▸ **Set task**: Which lines contain the word "yetiyor"? Return each of them as written.

** BEGIN **

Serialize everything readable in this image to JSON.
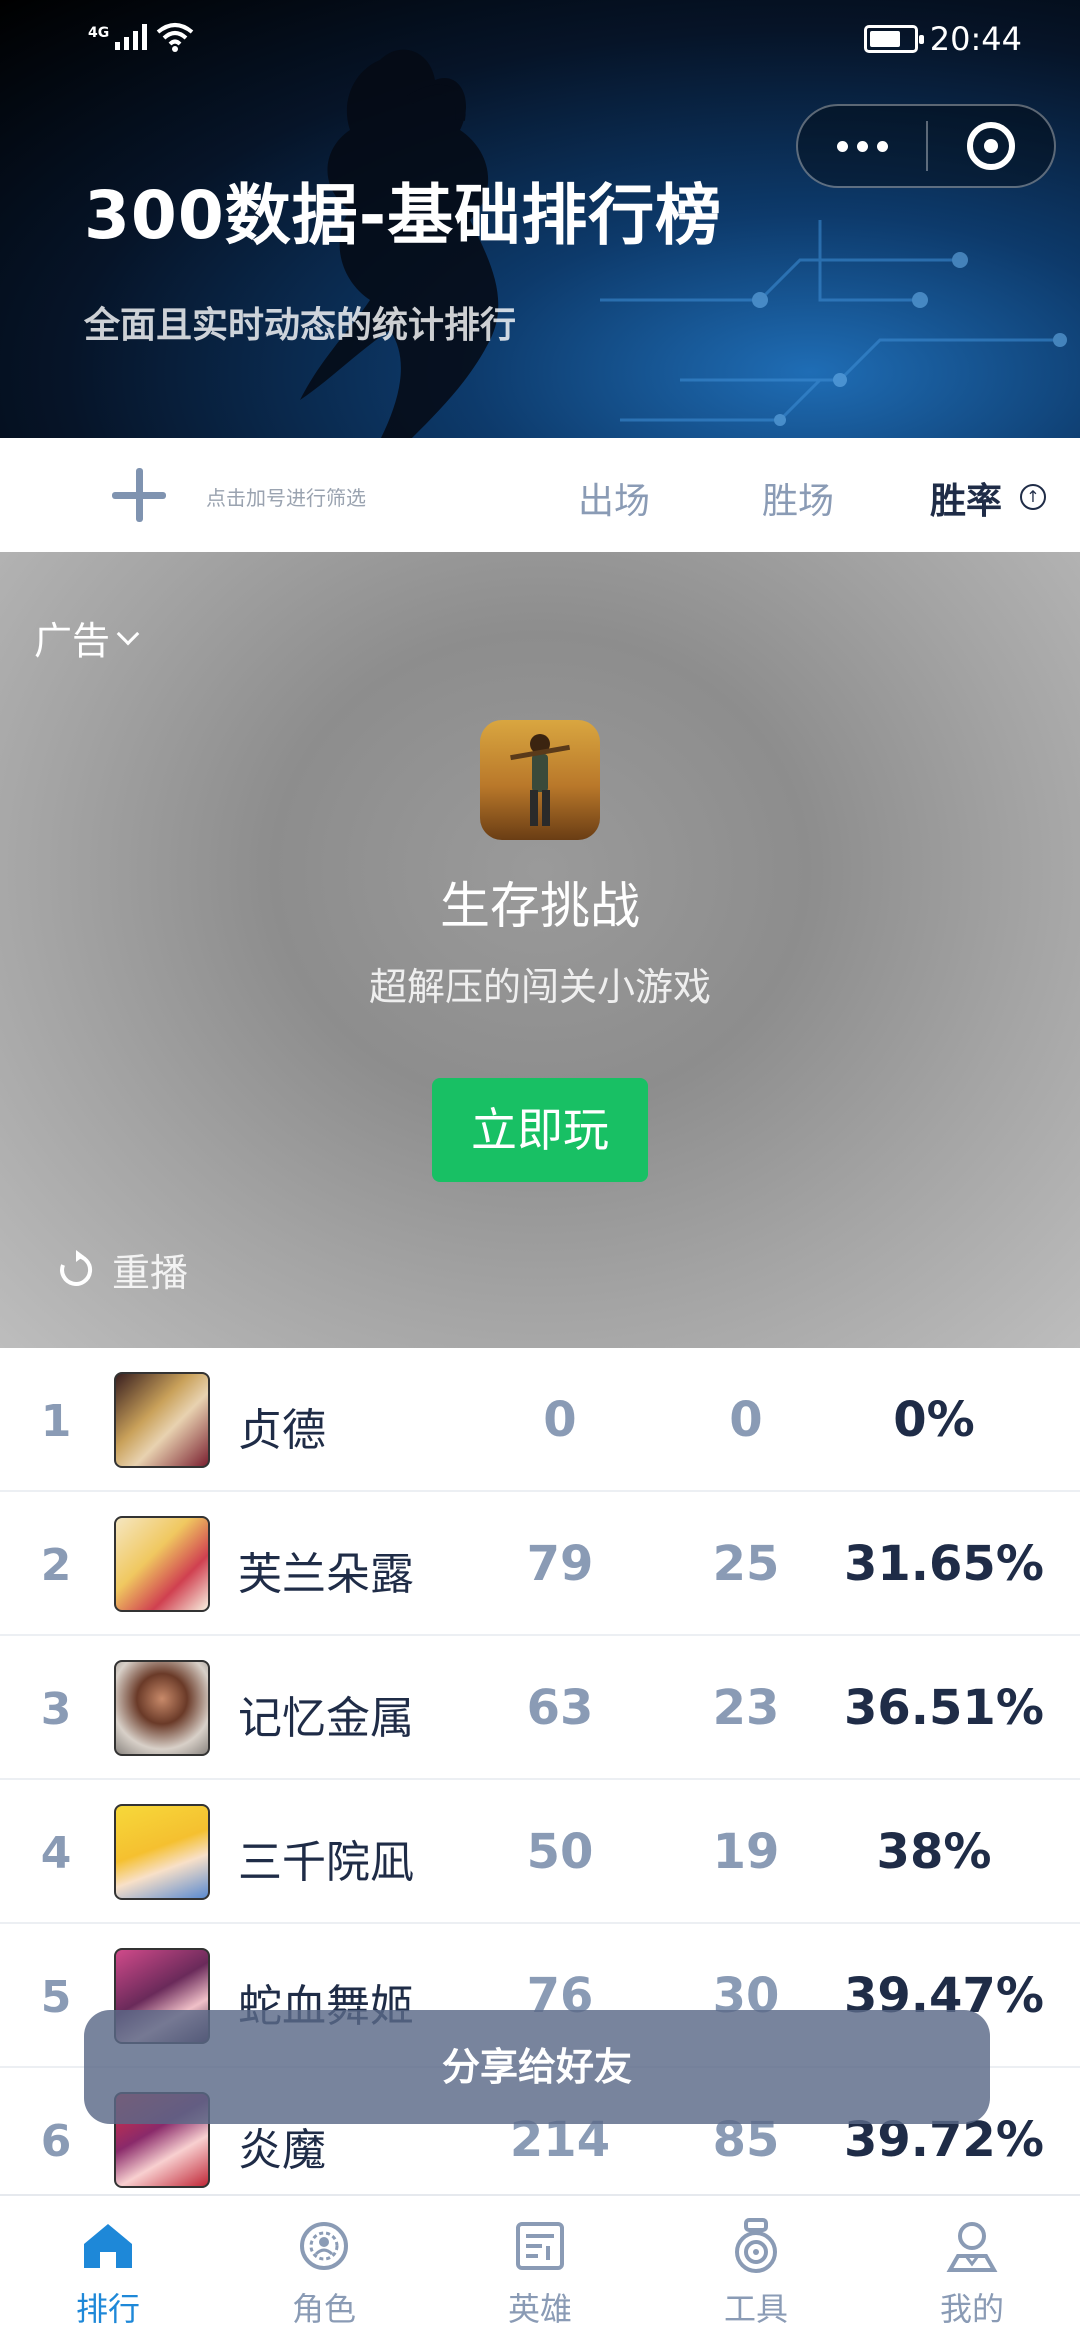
{
  "status_bar": {
    "network": "4G",
    "time": "20:44"
  },
  "header": {
    "title": "300数据-基础排行榜",
    "subtitle": "全面且实时动态的统计排行"
  },
  "filter_bar": {
    "hint": "点击加号进行筛选",
    "columns": [
      "出场",
      "胜场",
      "胜率"
    ],
    "active_column": "胜率",
    "sort_icon": "arrow-up-circle-icon"
  },
  "ad": {
    "label": "广告",
    "game_name": "生存挑战",
    "game_desc": "超解压的闯关小游戏",
    "play_label": "立即玩",
    "replay_label": "重播"
  },
  "rankings": [
    {
      "rank": "1",
      "name": "贞德",
      "appearances": "0",
      "wins": "0",
      "win_rate": "0%"
    },
    {
      "rank": "2",
      "name": "芙兰朵露",
      "appearances": "79",
      "wins": "25",
      "win_rate": "31.65%"
    },
    {
      "rank": "3",
      "name": "记忆金属",
      "appearances": "63",
      "wins": "23",
      "win_rate": "36.51%"
    },
    {
      "rank": "4",
      "name": "三千院凪",
      "appearances": "50",
      "wins": "19",
      "win_rate": "38%"
    },
    {
      "rank": "5",
      "name": "蛇血舞姬",
      "appearances": "76",
      "wins": "30",
      "win_rate": "39.47%"
    },
    {
      "rank": "6",
      "name": "炎魔",
      "appearances": "214",
      "wins": "85",
      "win_rate": "39.72%"
    }
  ],
  "share_label": "分享给好友",
  "tabs": [
    {
      "label": "排行",
      "icon": "home-icon",
      "active": true
    },
    {
      "label": "角色",
      "icon": "role-icon",
      "active": false
    },
    {
      "label": "英雄",
      "icon": "hero-icon",
      "active": false
    },
    {
      "label": "工具",
      "icon": "tools-icon",
      "active": false
    },
    {
      "label": "我的",
      "icon": "profile-icon",
      "active": false
    }
  ],
  "colors": {
    "accent": "#1e88d8",
    "rate_text": "#1f2c47",
    "muted_text": "#8a9bb5",
    "play_button": "#18c064"
  }
}
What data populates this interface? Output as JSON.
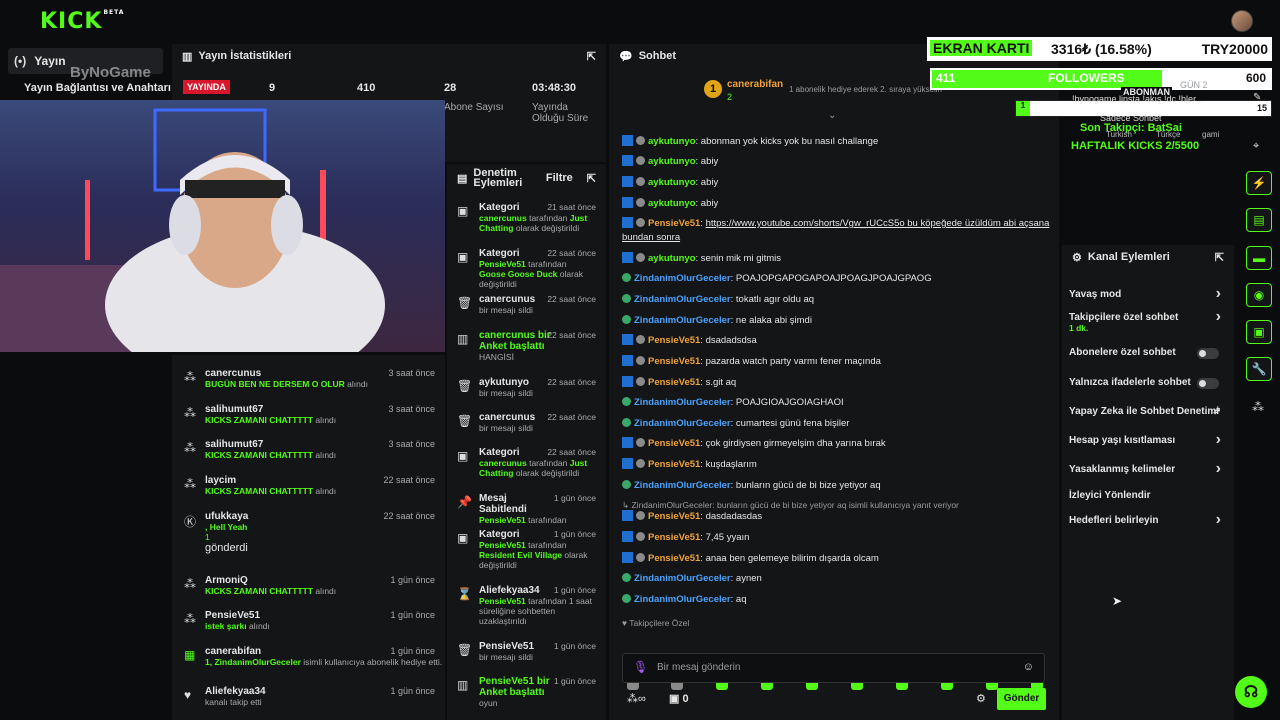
{
  "app": {
    "logo": "KICK",
    "beta": "BETA"
  },
  "left": {
    "tab": "Yayın",
    "conn": "Yayın Bağlantısı ve Anahtarı",
    "watermark": "ByNoGame"
  },
  "stats": {
    "title": "Yayın İstatistikleri",
    "live": "YAYINDA",
    "viewers": "9",
    "followers": "410",
    "subs": "28",
    "subs_label": "Abone Sayısı",
    "duration": "03:48:30",
    "duration_label": "Yayında Olduğu Süre"
  },
  "activity": [
    {
      "name": "canercunus",
      "time": "3 saat önce",
      "desc": "BUGÜN BEN NE DERSEM O OLUR",
      "suffix": "alındı"
    },
    {
      "name": "salihumut67",
      "time": "3 saat önce",
      "desc": "KICKS ZAMANI CHATTTTT",
      "suffix": "alındı"
    },
    {
      "name": "salihumut67",
      "time": "3 saat önce",
      "desc": "KICKS ZAMANI CHATTTTT",
      "suffix": "alındı"
    },
    {
      "name": "laycim",
      "time": "22 saat önce",
      "desc": "KICKS ZAMANI CHATTTTT",
      "suffix": "alındı"
    },
    {
      "name": "ufukkaya",
      "time": "22 saat önce",
      "desc": ", Hell Yeah",
      "extra": "1",
      "suffix": "gönderdi"
    },
    {
      "name": "ArmoniQ",
      "time": "1 gün önce",
      "desc": "KICKS ZAMANI CHATTTTT",
      "suffix": "alındı"
    },
    {
      "name": "PensieVe51",
      "time": "1 gün önce",
      "desc": "istek şarkı",
      "suffix": "alındı"
    },
    {
      "name": "canerabifan",
      "time": "1 gün önce",
      "desc": "1, ZindanimOlurGeceler",
      "suffix": "isimli kullanıcıya abonelik hediye etti."
    },
    {
      "name": "Aliefekyaa34",
      "time": "1 gün önce",
      "desc": "",
      "suffix": "kanalı takip etti"
    }
  ],
  "mod": {
    "title": "Denetim Eylemleri",
    "filter": "Filtre",
    "items": [
      {
        "name": "Kategori",
        "time": "21 saat önce",
        "user": "canercunus",
        "mid": "tarafından",
        "hl": "Just Chatting",
        "end": "olarak değiştirildi"
      },
      {
        "name": "Kategori",
        "time": "22 saat önce",
        "user": "PensieVe51",
        "mid": "tarafından",
        "hl": "Goose Goose Duck",
        "end": "olarak değiştirildi"
      },
      {
        "name": "canercunus",
        "time": "22 saat önce",
        "user": "",
        "mid": "bir mesajı sildi",
        "hl": "",
        "end": ""
      },
      {
        "name": "canercunus bir Anket başlattı",
        "time": "22 saat önce",
        "user": "",
        "mid": "HANGİSİ",
        "hl": "",
        "end": ""
      },
      {
        "name": "aykutunyo",
        "time": "22 saat önce",
        "user": "",
        "mid": "bir mesajı sildi",
        "hl": "",
        "end": ""
      },
      {
        "name": "canercunus",
        "time": "22 saat önce",
        "user": "",
        "mid": "bir mesajı sildi",
        "hl": "",
        "end": ""
      },
      {
        "name": "Kategori",
        "time": "22 saat önce",
        "user": "canercunus",
        "mid": "tarafından",
        "hl": "Just Chatting",
        "end": "olarak değiştirildi"
      },
      {
        "name": "Mesaj Sabitlendi",
        "time": "1 gün önce",
        "user": "PensieVe51",
        "mid": "tarafından",
        "hl": "",
        "end": ""
      },
      {
        "name": "Kategori",
        "time": "1 gün önce",
        "user": "PensieVe51",
        "mid": "tarafından",
        "hl": "Resident Evil Village",
        "end": "olarak değiştirildi"
      },
      {
        "name": "Aliefekyaa34",
        "time": "1 gün önce",
        "user": "PensieVe51",
        "mid": "tarafından 1 saat süreliğine sohbetten uzaklaştırıldı",
        "hl": "",
        "end": ""
      },
      {
        "name": "PensieVe51",
        "time": "1 gün önce",
        "user": "",
        "mid": "bir mesajı sildi",
        "hl": "",
        "end": ""
      },
      {
        "name": "PensieVe51 bir Anket başlattı",
        "time": "1 gün önce",
        "user": "",
        "mid": "oyun",
        "hl": "",
        "end": ""
      }
    ]
  },
  "chat": {
    "title": "Sohbet",
    "gifter": "canerabifan",
    "gift_count": "2",
    "gift_text": "1 abonelik hediye ederek 2. sıraya yükselin",
    "messages": [
      {
        "u": "aykutunyo",
        "c": "g",
        "b": 2,
        "t": "abonman yok kicks yok bu nasıl challange"
      },
      {
        "u": "aykutunyo",
        "c": "g",
        "b": 2,
        "t": "abiy"
      },
      {
        "u": "aykutunyo",
        "c": "g",
        "b": 2,
        "t": "abiy"
      },
      {
        "u": "aykutunyo",
        "c": "g",
        "b": 2,
        "t": "abiy"
      },
      {
        "u": "PensieVe51",
        "c": "o",
        "b": 2,
        "t": "https://www.youtube.com/shorts/Vgw_rUCcS5o bu köpeğede üzüldüm abi açsana bundan sonra"
      },
      {
        "u": "aykutunyo",
        "c": "g",
        "b": 2,
        "t": "senin mik mi gitmis"
      },
      {
        "u": "ZindanimOlurGeceler",
        "c": "b",
        "b": 1,
        "t": "POAJOPGAPOGAPOAJPOAGJPOAJGPAOG"
      },
      {
        "u": "ZindanimOlurGeceler",
        "c": "b",
        "b": 1,
        "t": "tokatlı agır oldu aq"
      },
      {
        "u": "ZindanimOlurGeceler",
        "c": "b",
        "b": 1,
        "t": "ne alaka abi şimdi"
      },
      {
        "u": "PensieVe51",
        "c": "o",
        "b": 2,
        "t": "dsadadsdsa"
      },
      {
        "u": "PensieVe51",
        "c": "o",
        "b": 2,
        "t": "pazarda watch party varmı fener maçında"
      },
      {
        "u": "PensieVe51",
        "c": "o",
        "b": 2,
        "t": "s.git aq"
      },
      {
        "u": "ZindanimOlurGeceler",
        "c": "b",
        "b": 1,
        "t": "POAJGIOAJGOIAGHAOI"
      },
      {
        "u": "ZindanimOlurGeceler",
        "c": "b",
        "b": 1,
        "t": "cumartesi günü fena bişiler"
      },
      {
        "u": "PensieVe51",
        "c": "o",
        "b": 2,
        "t": "çok girdiysen girmeyelşim dha yarına bırak"
      },
      {
        "u": "PensieVe51",
        "c": "o",
        "b": 2,
        "t": "kuşdaşlarım"
      },
      {
        "u": "ZindanimOlurGeceler",
        "c": "b",
        "b": 1,
        "t": "bunların gücü de bi bize yetiyor aq"
      },
      {
        "u": "PensieVe51",
        "c": "o",
        "b": 2,
        "t": "dasdadasdas"
      },
      {
        "u": "PensieVe51",
        "c": "o",
        "b": 2,
        "t": "7,45 yyaın"
      },
      {
        "u": "PensieVe51",
        "c": "o",
        "b": 2,
        "t": "anaa ben gelemeye bilirim dışarda olcam"
      },
      {
        "u": "ZindanimOlurGeceler",
        "c": "b",
        "b": 1,
        "t": "aynen"
      },
      {
        "u": "ZindanimOlurGeceler",
        "c": "b",
        "b": 1,
        "t": "aq"
      }
    ],
    "reply": "ZindanimOlurGeceler: bunların gücü de bi bize yetiyor aq isimli kullanıcıya yanıt veriyor",
    "followers_only": "Takipçilere Özel",
    "placeholder": "Bir mesaj gönderin",
    "points": "0",
    "send": "Gönder"
  },
  "overlay": {
    "card": "EKRAN KARTI",
    "price": "3316₺ (16.58%)",
    "goal": "TRY20000",
    "followers_label": "FOLLOWERS",
    "followers_val": "411",
    "followers_goal": "600",
    "sub_count": "1",
    "sub_label": "ABONMAN",
    "sub_goal": "15",
    "line1": "!bynogame linsta !akış !dc !bler...",
    "line2": "Sadece Sohbet",
    "last_follower": "Son Takipçi: BatSai",
    "weekly": "HAFTALIK KICKS 2/5500",
    "tag1": "Turkish",
    "tag2": "Türkçe",
    "tag3": "gami",
    "gun": "GÜN 2"
  },
  "chan": {
    "title": "Kanal Eylemleri",
    "items": [
      {
        "label": "Yavaş mod",
        "type": "chev"
      },
      {
        "label": "Takipçilere özel sohbet",
        "sub": "1 dk.",
        "type": "chev"
      },
      {
        "label": "Abonelere özel sohbet",
        "type": "toggle"
      },
      {
        "label": "Yalnızca ifadelerle sohbet",
        "type": "toggle"
      },
      {
        "label": "Yapay Zeka ile Sohbet Denetimi",
        "type": "ext"
      },
      {
        "label": "Hesap yaşı kısıtlaması",
        "type": "chev"
      },
      {
        "label": "Yasaklanmış kelimeler",
        "type": "chev"
      },
      {
        "label": "İzleyici Yönlendir",
        "type": "none"
      },
      {
        "label": "Hedefleri belirleyin",
        "type": "chev"
      }
    ]
  },
  "colors": {
    "accent": "#53fc18",
    "live": "#d6172c"
  }
}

** END **

▸ **Full answer**:
        "t": "bunların gücü de bi bize yetiyor aq"
    "reply": "ZindanimOlurGeceler: bunların gücü de bi bize yetiyor aq isimli kullanıcıya yanıt veriyor",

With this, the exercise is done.